## Records shown
[start]

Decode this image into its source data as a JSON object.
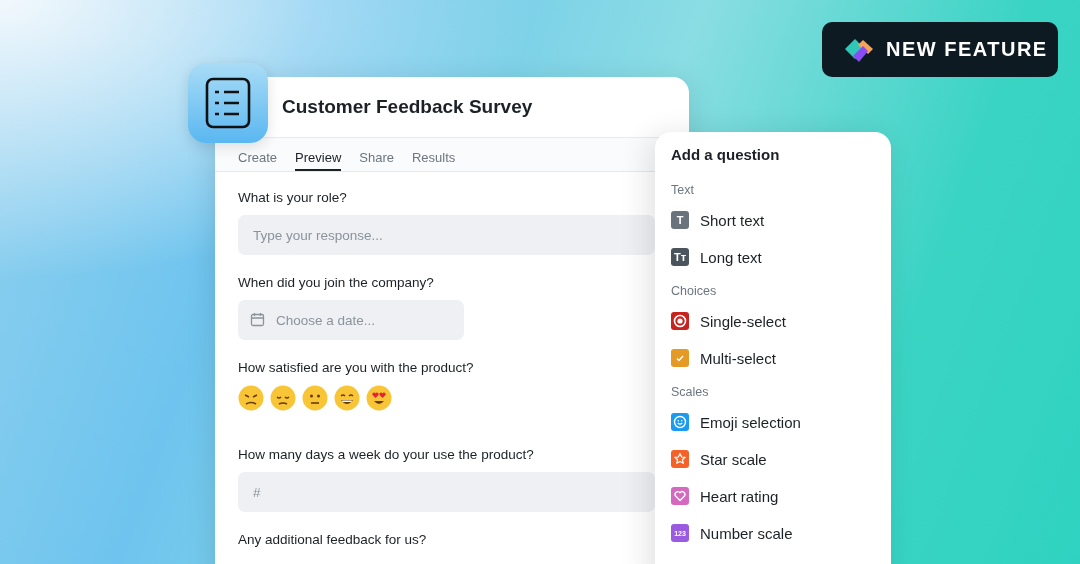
{
  "badge": {
    "label": "NEW FEATURE"
  },
  "survey": {
    "title": "Customer Feedback Survey",
    "tabs": [
      {
        "label": "Create",
        "selected": false
      },
      {
        "label": "Preview",
        "selected": true
      },
      {
        "label": "Share",
        "selected": false
      },
      {
        "label": "Results",
        "selected": false
      }
    ],
    "questions": [
      {
        "kind": "text",
        "label": "What is your role?",
        "placeholder": "Type your response..."
      },
      {
        "kind": "date",
        "label": "When did you join the company?",
        "placeholder": "Choose a date..."
      },
      {
        "kind": "emoji",
        "label": "How satisfied are you with the product?"
      },
      {
        "kind": "number",
        "label": "How many days a week do your use the product?",
        "placeholder": "#"
      },
      {
        "kind": "long",
        "label": "Any additional feedback for us?"
      }
    ]
  },
  "add_panel": {
    "title": "Add a question",
    "sections": [
      {
        "title": "Text",
        "items": [
          {
            "kind": "short_text",
            "label": "Short text",
            "icon_text": "T"
          },
          {
            "kind": "long_text",
            "label": "Long text",
            "icon_text": "Tᴛ"
          }
        ]
      },
      {
        "title": "Choices",
        "items": [
          {
            "kind": "single_select",
            "label": "Single-select"
          },
          {
            "kind": "multi_select",
            "label": "Multi-select"
          }
        ]
      },
      {
        "title": "Scales",
        "items": [
          {
            "kind": "emoji",
            "label": "Emoji selection"
          },
          {
            "kind": "star",
            "label": "Star scale"
          },
          {
            "kind": "heart",
            "label": "Heart rating"
          },
          {
            "kind": "number",
            "label": "Number scale",
            "icon_text": "123"
          }
        ]
      }
    ]
  }
}
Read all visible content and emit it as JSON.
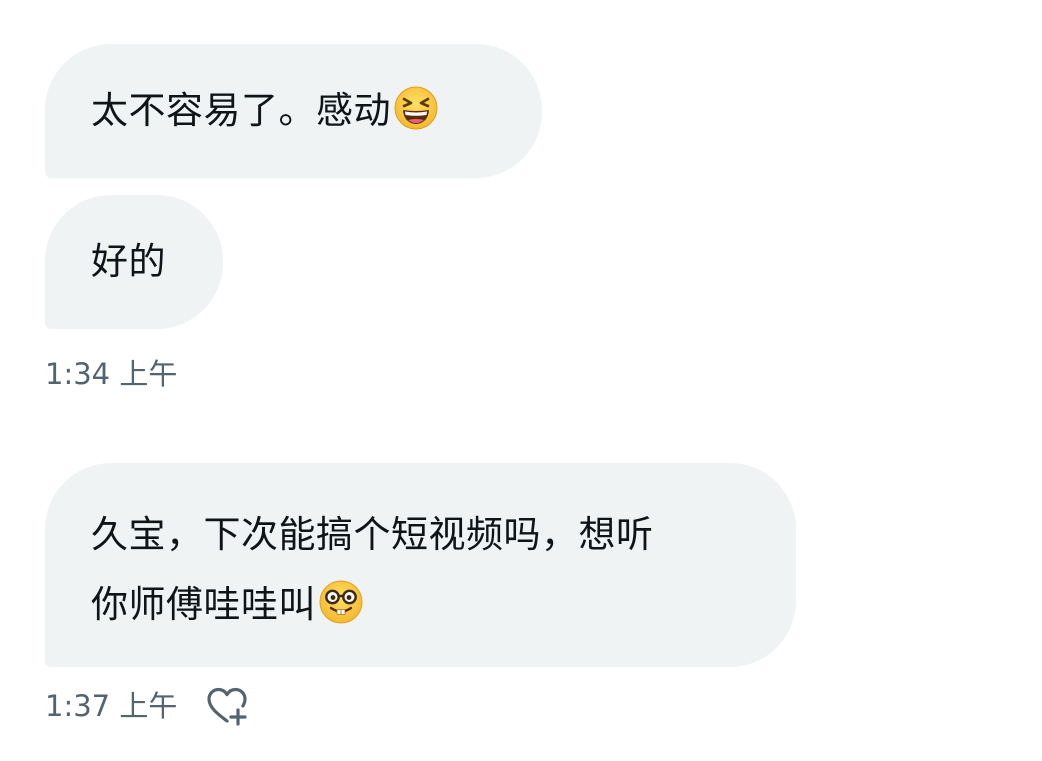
{
  "messages": [
    {
      "text": "太不容易了。感动",
      "emoji": "grinning-squinting-face"
    },
    {
      "text": "好的",
      "emoji": ""
    },
    {
      "line1": "久宝，下次能搞个短视频吗，想听",
      "line2": "你师傅哇哇叫",
      "emoji": "nerd-face"
    }
  ],
  "timestamps": {
    "first": "1:34 上午",
    "second": "1:37 上午"
  },
  "colors": {
    "bubble_bg": "#eff3f4",
    "text": "#0f1419",
    "meta_text": "#536471",
    "emoji_yellow": "#f9c836"
  },
  "icons": {
    "reaction": "add-reaction-heart-icon"
  }
}
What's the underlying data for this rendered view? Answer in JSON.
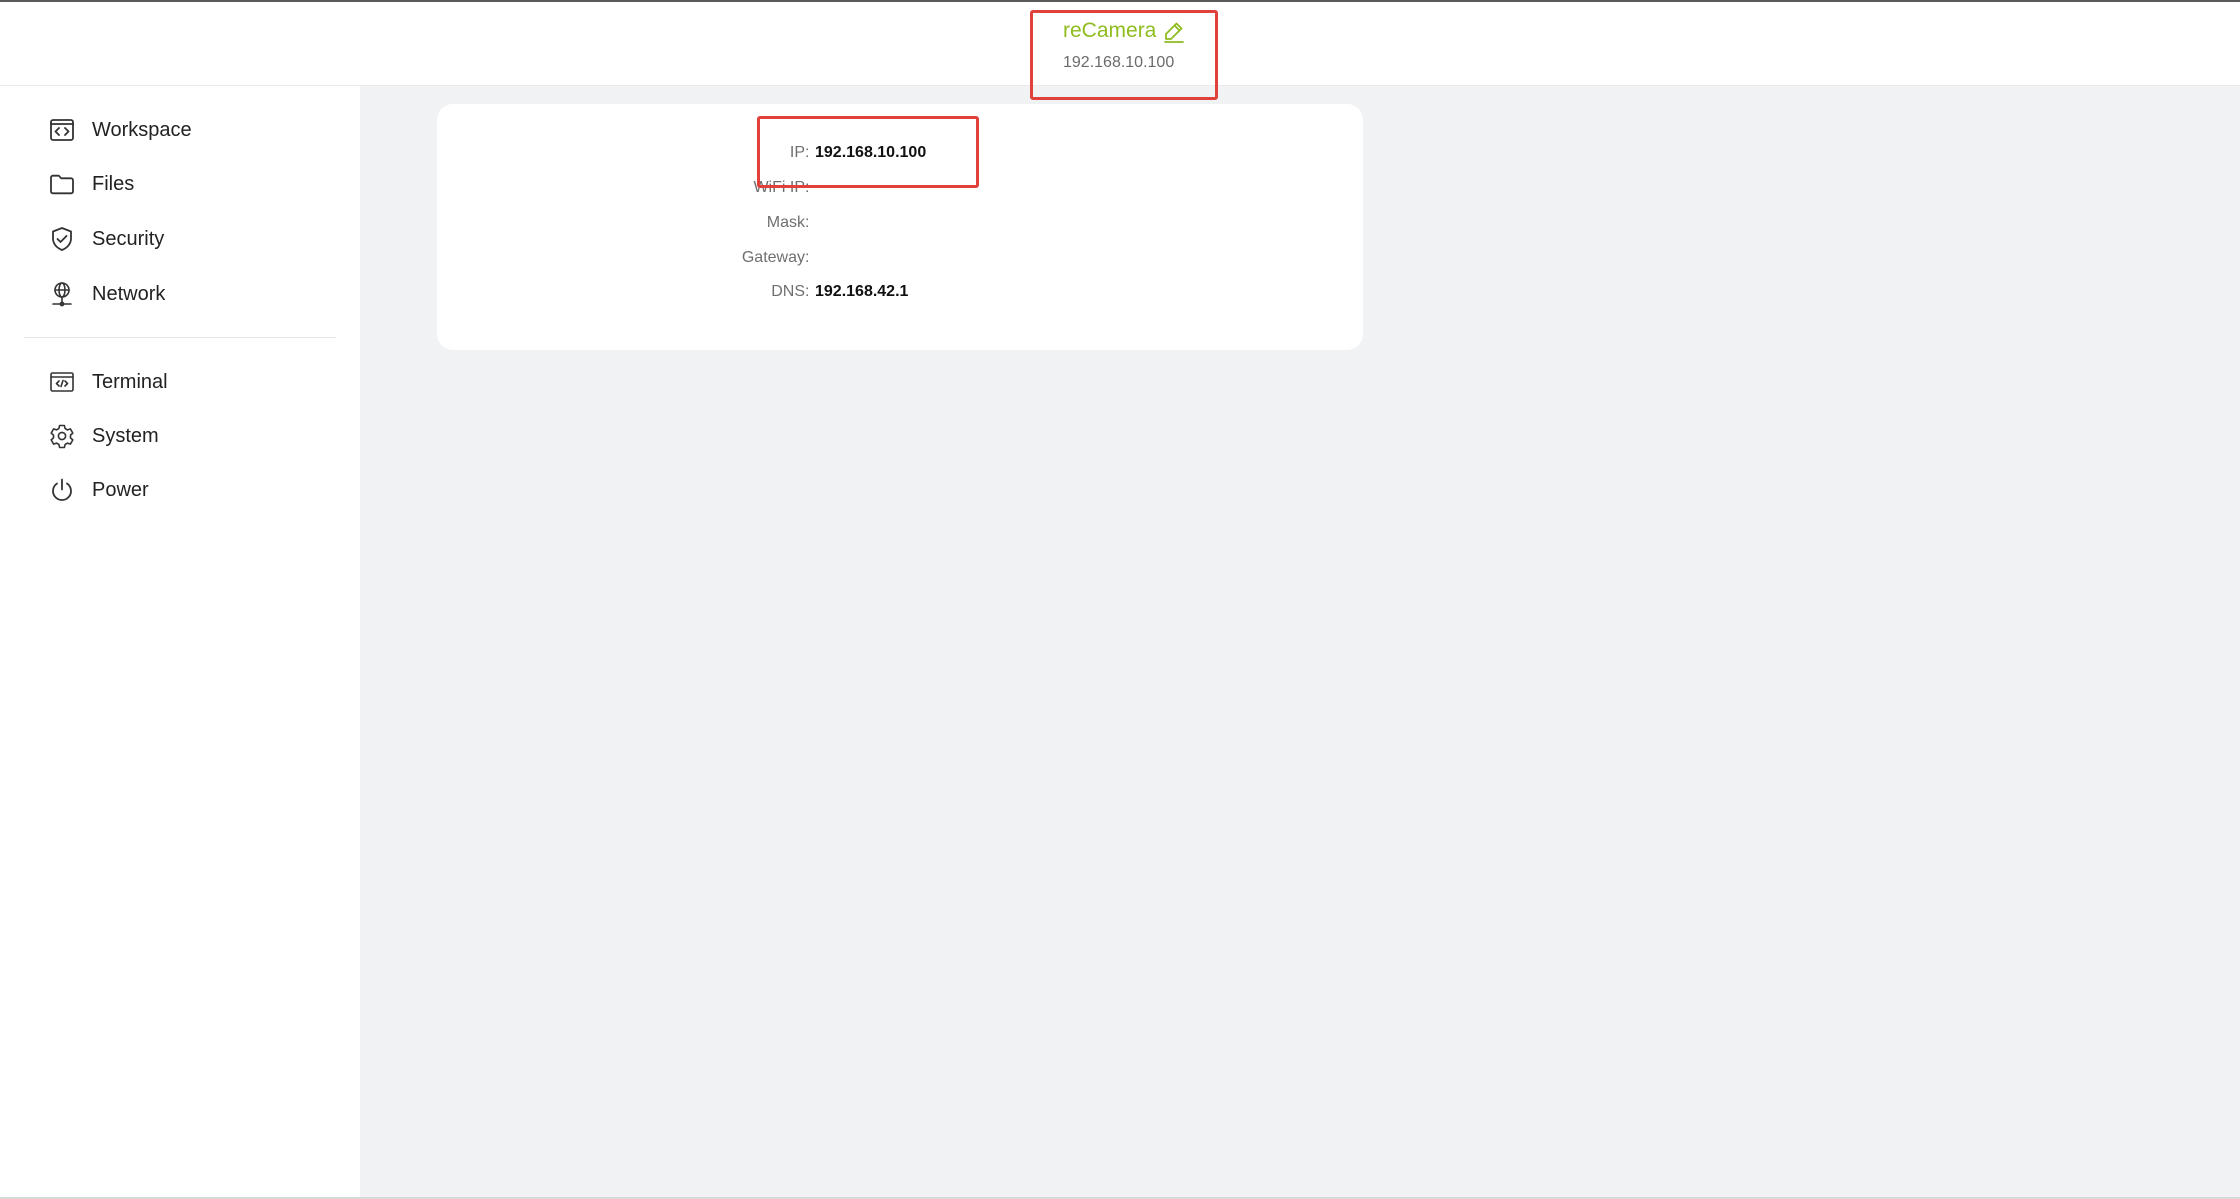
{
  "header": {
    "device_name": "reCamera",
    "device_ip": "192.168.10.100",
    "accent_color": "#8fbc1e"
  },
  "sidebar": {
    "items": [
      {
        "label": "Workspace",
        "icon": "code-window-icon"
      },
      {
        "label": "Files",
        "icon": "folder-icon"
      },
      {
        "label": "Security",
        "icon": "shield-check-icon"
      },
      {
        "label": "Network",
        "icon": "network-globe-icon"
      },
      {
        "label": "Terminal",
        "icon": "terminal-icon"
      },
      {
        "label": "System",
        "icon": "gear-icon"
      },
      {
        "label": "Power",
        "icon": "power-icon"
      }
    ]
  },
  "network_info": {
    "separator": ":",
    "rows": [
      {
        "label": "IP",
        "value": "192.168.10.100"
      },
      {
        "label": "WiFi IP",
        "value": ""
      },
      {
        "label": "Mask",
        "value": ""
      },
      {
        "label": "Gateway",
        "value": ""
      },
      {
        "label": "DNS",
        "value": "192.168.42.1"
      }
    ]
  },
  "highlight_color": "#e0413b"
}
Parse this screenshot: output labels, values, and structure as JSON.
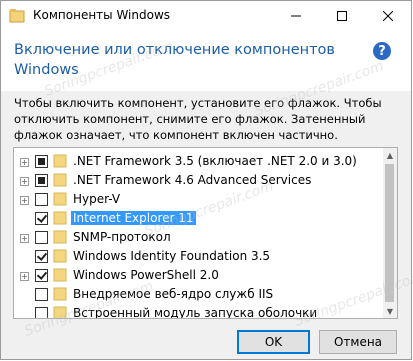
{
  "window": {
    "title": "Компоненты Windows",
    "heading": "Включение или отключение компонентов Windows",
    "instructions": "Чтобы включить компонент, установите его флажок. Чтобы отключить компонент, снимите его флажок. Затененный флажок означает, что компонент включен частично."
  },
  "features": [
    {
      "label": ".NET Framework 3.5 (включает .NET 2.0 и 3.0)",
      "expandable": true,
      "state": "partial",
      "selected": false
    },
    {
      "label": ".NET Framework 4.6 Advanced Services",
      "expandable": true,
      "state": "partial",
      "selected": false
    },
    {
      "label": "Hyper-V",
      "expandable": true,
      "state": "unchecked",
      "selected": false
    },
    {
      "label": "Internet Explorer 11",
      "expandable": false,
      "state": "checked",
      "selected": true
    },
    {
      "label": "SNMP-протокол",
      "expandable": true,
      "state": "unchecked",
      "selected": false
    },
    {
      "label": "Windows Identity Foundation 3.5",
      "expandable": false,
      "state": "checked",
      "selected": false
    },
    {
      "label": "Windows PowerShell 2.0",
      "expandable": true,
      "state": "checked",
      "selected": false
    },
    {
      "label": "Внедряемое веб-ядро служб IIS",
      "expandable": false,
      "state": "unchecked",
      "selected": false
    },
    {
      "label": "Встроенный модуль запуска оболочки",
      "expandable": false,
      "state": "unchecked",
      "selected": false
    }
  ],
  "buttons": {
    "ok": "OK",
    "cancel": "Отмена"
  },
  "watermark": "Soringpcrepair.com",
  "colors": {
    "heading": "#1c5ea8",
    "selection": "#3399ff",
    "folder": "#f5d680",
    "help": "#2a6ac4"
  }
}
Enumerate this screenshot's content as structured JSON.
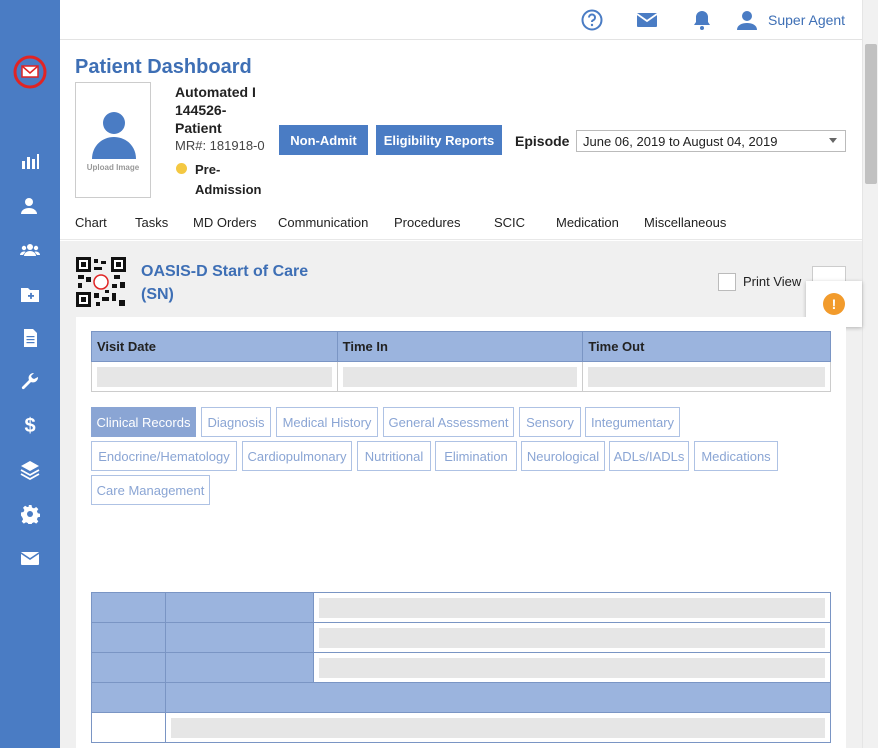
{
  "topbar": {
    "user_name": "Super Agent"
  },
  "header": {
    "page_title": "Patient Dashboard",
    "upload_label": "Upload Image",
    "patient_name_line1": "Automated I",
    "patient_name_line2": "144526-",
    "patient_name_line3": "Patient",
    "mr": "MR#: 181918-0",
    "status_line1": "Pre-",
    "status_line2": "Admission",
    "status_color": "#f4c842",
    "non_admit_label": "Non-Admit",
    "eligibility_label": "Eligibility Reports",
    "episode_label": "Episode",
    "episode_value": "June 06, 2019 to August 04, 2019"
  },
  "tabs": [
    "Chart",
    "Tasks",
    "MD Orders",
    "Communication",
    "Procedures",
    "SCIC",
    "Medication",
    "Miscellaneous"
  ],
  "form": {
    "title_line1": "OASIS-D Start of Care",
    "title_line2": "(SN)",
    "print_view_label": "Print View",
    "alert_symbol": "!"
  },
  "visit_table": {
    "headers": [
      "Visit Date",
      "Time In",
      "Time Out"
    ]
  },
  "section_tabs": [
    "Clinical Records",
    "Diagnosis",
    "Medical History",
    "General Assessment",
    "Sensory",
    "Integumentary",
    "Endocrine/Hematology",
    "Cardiopulmonary",
    "Nutritional",
    "Elimination",
    "Neurological",
    "ADLs/IADLs",
    "Medications",
    "Care Management"
  ],
  "colors": {
    "sidebar": "#4a7cc4",
    "accent": "#3e6fb5",
    "table_header": "#9bb4de",
    "alert": "#f29b2c"
  }
}
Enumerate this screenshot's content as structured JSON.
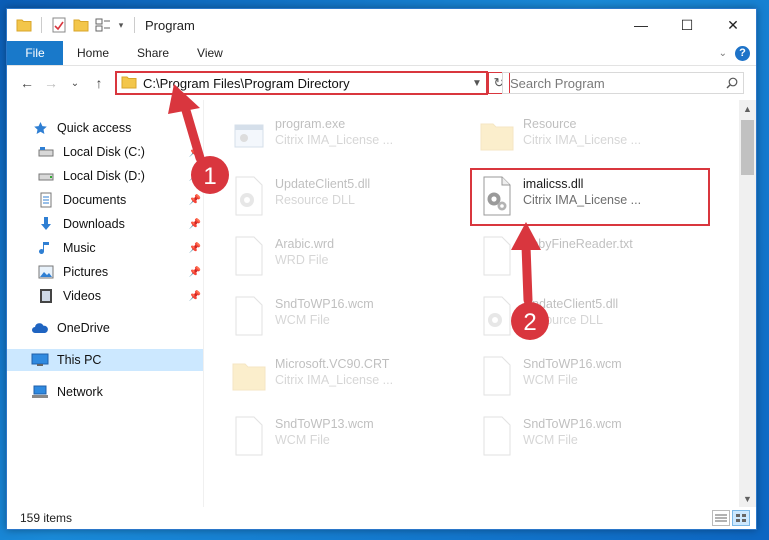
{
  "window": {
    "title": "Program",
    "controls": {
      "minimize": "—",
      "maximize": "☐",
      "close": "✕"
    }
  },
  "ribbon": {
    "tabs": [
      "File",
      "Home",
      "Share",
      "View"
    ]
  },
  "nav": {
    "address": "C:\\Program Files\\Program Directory",
    "search_placeholder": "Search Program"
  },
  "sidebar": {
    "items": [
      {
        "label": "Quick access",
        "icon": "star-icon",
        "pinned": false
      },
      {
        "label": "Local Disk (C:)",
        "icon": "drive-icon",
        "pinned": true
      },
      {
        "label": "Local Disk (D:)",
        "icon": "drive-icon",
        "pinned": true
      },
      {
        "label": "Documents",
        "icon": "documents-icon",
        "pinned": true
      },
      {
        "label": "Downloads",
        "icon": "download-icon",
        "pinned": true
      },
      {
        "label": "Music",
        "icon": "music-icon",
        "pinned": true
      },
      {
        "label": "Pictures",
        "icon": "pictures-icon",
        "pinned": true
      },
      {
        "label": "Videos",
        "icon": "videos-icon",
        "pinned": true
      },
      {
        "label": "OneDrive",
        "icon": "cloud-icon",
        "pinned": false
      },
      {
        "label": "This PC",
        "icon": "computer-icon",
        "pinned": false,
        "selected": true
      },
      {
        "label": "Network",
        "icon": "network-icon",
        "pinned": false
      }
    ]
  },
  "files": [
    {
      "name": "program.exe",
      "desc": "Citrix IMA_License ...",
      "icon": "exe-icon",
      "faded": true
    },
    {
      "name": "Resource",
      "desc": "Citrix IMA_License ...",
      "icon": "folder-icon",
      "faded": true
    },
    {
      "name": "UpdateClient5.dll",
      "desc": "Resource DLL",
      "icon": "dll-icon",
      "faded": true
    },
    {
      "name": "imalicss.dll",
      "desc": "Citrix IMA_License ...",
      "icon": "dll-icon",
      "faded": false
    },
    {
      "name": "Arabic.wrd",
      "desc": "WRD File",
      "icon": "file-icon",
      "faded": true
    },
    {
      "name": "AbbyFineReader.txt",
      "desc": "",
      "icon": "file-icon",
      "faded": true
    },
    {
      "name": "SndToWP16.wcm",
      "desc": "WCM File",
      "icon": "file-icon",
      "faded": true
    },
    {
      "name": "UpdateClient5.dll",
      "desc": "Resource DLL",
      "icon": "dll-icon",
      "faded": true
    },
    {
      "name": "Microsoft.VC90.CRT",
      "desc": "Citrix IMA_License ...",
      "icon": "folder-icon",
      "faded": true
    },
    {
      "name": "SndToWP16.wcm",
      "desc": "WCM File",
      "icon": "file-icon",
      "faded": true
    },
    {
      "name": "SndToWP13.wcm",
      "desc": "WCM File",
      "icon": "file-icon",
      "faded": true
    },
    {
      "name": "SndToWP16.wcm",
      "desc": "WCM File",
      "icon": "file-icon",
      "faded": true
    }
  ],
  "status": {
    "item_count": "159 items"
  },
  "annotations": {
    "step1": "1",
    "step2": "2",
    "color": "#d9363e"
  }
}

[end]

## Given problem
Pull every line containing the word "Framework" out of the entries above.

## Full answer
      "label": ".NET Framework 3.5 (включает .NET 2.0 и 3.0)",
      "label": ".NET Framework 4.6 Advanced Services",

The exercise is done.